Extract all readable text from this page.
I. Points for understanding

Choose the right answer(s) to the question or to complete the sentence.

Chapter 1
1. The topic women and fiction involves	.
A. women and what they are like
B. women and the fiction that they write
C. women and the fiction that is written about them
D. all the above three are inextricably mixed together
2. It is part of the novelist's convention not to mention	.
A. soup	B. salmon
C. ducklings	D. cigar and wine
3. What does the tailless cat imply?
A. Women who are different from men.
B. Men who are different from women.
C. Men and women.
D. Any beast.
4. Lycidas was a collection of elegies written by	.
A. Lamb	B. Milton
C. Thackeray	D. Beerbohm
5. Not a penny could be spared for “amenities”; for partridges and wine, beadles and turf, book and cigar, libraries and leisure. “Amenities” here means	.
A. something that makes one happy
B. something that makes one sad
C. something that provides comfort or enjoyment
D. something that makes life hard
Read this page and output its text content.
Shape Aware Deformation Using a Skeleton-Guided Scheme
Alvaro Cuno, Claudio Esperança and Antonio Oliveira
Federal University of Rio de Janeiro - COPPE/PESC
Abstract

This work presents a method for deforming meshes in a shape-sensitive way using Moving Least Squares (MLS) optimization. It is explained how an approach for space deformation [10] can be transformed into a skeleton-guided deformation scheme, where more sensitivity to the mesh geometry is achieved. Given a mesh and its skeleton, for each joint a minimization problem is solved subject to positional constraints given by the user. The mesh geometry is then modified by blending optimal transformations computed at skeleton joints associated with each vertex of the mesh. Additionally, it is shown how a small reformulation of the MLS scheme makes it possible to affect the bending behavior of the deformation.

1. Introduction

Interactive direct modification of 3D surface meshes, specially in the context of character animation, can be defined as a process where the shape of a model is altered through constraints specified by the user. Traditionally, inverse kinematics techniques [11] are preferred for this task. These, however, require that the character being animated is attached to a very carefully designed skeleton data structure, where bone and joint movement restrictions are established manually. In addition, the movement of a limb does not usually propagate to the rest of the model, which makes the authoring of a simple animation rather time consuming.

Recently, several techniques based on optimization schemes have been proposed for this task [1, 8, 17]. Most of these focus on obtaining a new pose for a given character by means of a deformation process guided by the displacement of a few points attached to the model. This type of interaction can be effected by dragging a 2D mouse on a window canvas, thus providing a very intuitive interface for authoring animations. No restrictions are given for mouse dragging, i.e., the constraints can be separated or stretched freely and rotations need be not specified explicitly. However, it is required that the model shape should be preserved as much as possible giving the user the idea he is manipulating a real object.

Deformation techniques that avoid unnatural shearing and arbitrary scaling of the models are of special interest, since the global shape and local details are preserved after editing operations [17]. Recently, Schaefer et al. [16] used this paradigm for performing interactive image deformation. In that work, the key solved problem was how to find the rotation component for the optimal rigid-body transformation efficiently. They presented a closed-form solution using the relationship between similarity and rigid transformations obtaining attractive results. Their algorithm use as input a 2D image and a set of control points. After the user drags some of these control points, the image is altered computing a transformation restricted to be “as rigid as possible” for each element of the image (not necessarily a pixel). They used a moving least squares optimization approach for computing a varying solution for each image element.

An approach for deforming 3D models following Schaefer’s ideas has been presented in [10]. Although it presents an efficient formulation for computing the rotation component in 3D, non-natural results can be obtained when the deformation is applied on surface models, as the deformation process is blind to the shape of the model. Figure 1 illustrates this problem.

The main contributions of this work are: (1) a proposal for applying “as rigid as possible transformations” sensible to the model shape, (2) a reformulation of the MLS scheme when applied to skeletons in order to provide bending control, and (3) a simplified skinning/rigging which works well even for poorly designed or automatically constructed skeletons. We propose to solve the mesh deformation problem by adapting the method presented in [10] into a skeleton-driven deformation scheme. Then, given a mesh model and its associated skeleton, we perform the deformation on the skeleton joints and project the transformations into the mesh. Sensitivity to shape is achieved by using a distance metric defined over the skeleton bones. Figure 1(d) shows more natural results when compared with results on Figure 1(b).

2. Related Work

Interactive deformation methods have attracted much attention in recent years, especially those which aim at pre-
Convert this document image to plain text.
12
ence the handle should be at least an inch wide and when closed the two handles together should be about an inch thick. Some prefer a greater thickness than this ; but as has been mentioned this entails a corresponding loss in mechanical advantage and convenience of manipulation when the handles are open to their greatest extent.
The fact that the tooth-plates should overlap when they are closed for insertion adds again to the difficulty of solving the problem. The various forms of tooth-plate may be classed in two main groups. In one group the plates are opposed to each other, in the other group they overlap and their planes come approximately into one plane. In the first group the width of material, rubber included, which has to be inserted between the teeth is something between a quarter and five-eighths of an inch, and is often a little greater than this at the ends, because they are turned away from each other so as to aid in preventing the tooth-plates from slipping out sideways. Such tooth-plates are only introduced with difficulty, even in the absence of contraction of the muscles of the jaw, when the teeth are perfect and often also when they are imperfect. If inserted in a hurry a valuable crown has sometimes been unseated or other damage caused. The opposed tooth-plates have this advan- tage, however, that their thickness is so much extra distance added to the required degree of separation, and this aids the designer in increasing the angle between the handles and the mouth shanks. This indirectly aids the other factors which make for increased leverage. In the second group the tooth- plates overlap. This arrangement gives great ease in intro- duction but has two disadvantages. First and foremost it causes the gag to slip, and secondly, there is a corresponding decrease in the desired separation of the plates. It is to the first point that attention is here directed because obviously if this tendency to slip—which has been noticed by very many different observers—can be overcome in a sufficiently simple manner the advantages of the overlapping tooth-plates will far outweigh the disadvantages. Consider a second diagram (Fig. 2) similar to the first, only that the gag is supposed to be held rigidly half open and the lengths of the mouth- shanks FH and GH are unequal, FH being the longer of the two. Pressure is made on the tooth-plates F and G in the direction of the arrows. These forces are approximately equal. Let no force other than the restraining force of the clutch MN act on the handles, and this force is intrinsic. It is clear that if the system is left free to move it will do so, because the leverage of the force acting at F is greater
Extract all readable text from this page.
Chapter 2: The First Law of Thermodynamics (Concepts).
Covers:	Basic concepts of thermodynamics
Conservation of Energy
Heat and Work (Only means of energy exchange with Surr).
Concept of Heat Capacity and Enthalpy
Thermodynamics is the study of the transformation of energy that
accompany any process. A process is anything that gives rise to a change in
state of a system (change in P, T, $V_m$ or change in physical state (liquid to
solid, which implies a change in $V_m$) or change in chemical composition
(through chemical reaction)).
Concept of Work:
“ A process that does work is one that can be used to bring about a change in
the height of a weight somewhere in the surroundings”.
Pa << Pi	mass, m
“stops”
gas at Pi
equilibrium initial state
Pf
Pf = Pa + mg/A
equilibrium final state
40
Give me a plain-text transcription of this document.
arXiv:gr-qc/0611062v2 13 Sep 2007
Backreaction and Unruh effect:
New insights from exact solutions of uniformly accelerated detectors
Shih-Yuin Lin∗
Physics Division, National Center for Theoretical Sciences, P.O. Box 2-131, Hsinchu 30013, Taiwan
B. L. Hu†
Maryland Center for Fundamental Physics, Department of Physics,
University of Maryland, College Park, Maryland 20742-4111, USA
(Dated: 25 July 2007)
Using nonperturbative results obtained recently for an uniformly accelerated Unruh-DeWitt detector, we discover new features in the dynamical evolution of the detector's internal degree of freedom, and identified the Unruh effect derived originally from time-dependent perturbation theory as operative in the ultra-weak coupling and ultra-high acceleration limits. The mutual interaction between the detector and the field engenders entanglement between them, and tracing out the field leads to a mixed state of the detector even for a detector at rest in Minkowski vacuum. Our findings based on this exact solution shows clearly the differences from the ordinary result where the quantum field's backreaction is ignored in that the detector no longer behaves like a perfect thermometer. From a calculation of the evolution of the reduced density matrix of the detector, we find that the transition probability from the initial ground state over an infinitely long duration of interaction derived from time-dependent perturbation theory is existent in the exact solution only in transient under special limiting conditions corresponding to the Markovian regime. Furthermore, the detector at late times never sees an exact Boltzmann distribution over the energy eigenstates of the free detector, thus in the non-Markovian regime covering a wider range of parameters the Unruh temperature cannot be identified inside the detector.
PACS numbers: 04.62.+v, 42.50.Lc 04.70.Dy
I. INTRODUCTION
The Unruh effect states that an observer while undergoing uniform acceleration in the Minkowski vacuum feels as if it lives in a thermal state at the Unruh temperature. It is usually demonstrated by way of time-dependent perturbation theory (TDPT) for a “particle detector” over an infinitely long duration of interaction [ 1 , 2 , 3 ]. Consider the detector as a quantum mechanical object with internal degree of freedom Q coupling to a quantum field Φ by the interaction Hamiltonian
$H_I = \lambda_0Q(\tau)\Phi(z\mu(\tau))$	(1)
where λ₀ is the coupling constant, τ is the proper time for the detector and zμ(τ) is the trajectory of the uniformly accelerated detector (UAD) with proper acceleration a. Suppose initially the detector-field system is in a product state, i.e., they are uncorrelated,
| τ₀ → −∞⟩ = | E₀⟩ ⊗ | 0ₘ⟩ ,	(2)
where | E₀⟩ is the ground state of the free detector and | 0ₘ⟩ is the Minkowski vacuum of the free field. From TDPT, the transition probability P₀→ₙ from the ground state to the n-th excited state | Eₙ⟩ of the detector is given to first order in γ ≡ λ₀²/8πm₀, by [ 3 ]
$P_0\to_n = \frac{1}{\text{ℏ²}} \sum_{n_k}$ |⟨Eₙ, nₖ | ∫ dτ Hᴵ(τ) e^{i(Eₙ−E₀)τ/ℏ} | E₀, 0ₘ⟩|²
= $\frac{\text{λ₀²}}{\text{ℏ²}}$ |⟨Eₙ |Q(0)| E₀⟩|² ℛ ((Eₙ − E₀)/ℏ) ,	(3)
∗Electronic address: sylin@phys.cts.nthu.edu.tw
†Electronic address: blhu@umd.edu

> WHAT IS BEING ASKED
In the entries above, find each line with the string "frac" and copy it.

> OUTPUT FOR THIS TASK
$P_0\to_n = \frac{1}{\text{ℏ²}} \sum_{n_k}$ |⟨Eₙ, nₖ | ∫ dτ Hᴵ(τ) e^{i(Eₙ−E₀)τ/ℏ} | E₀, 0ₘ⟩|²
= $\frac{\text{λ₀²}}{\text{ℏ²}}$ |⟨Eₙ |Q(0)| E₀⟩|² ℛ ((Eₙ − E₀)/ℏ) ,	(3)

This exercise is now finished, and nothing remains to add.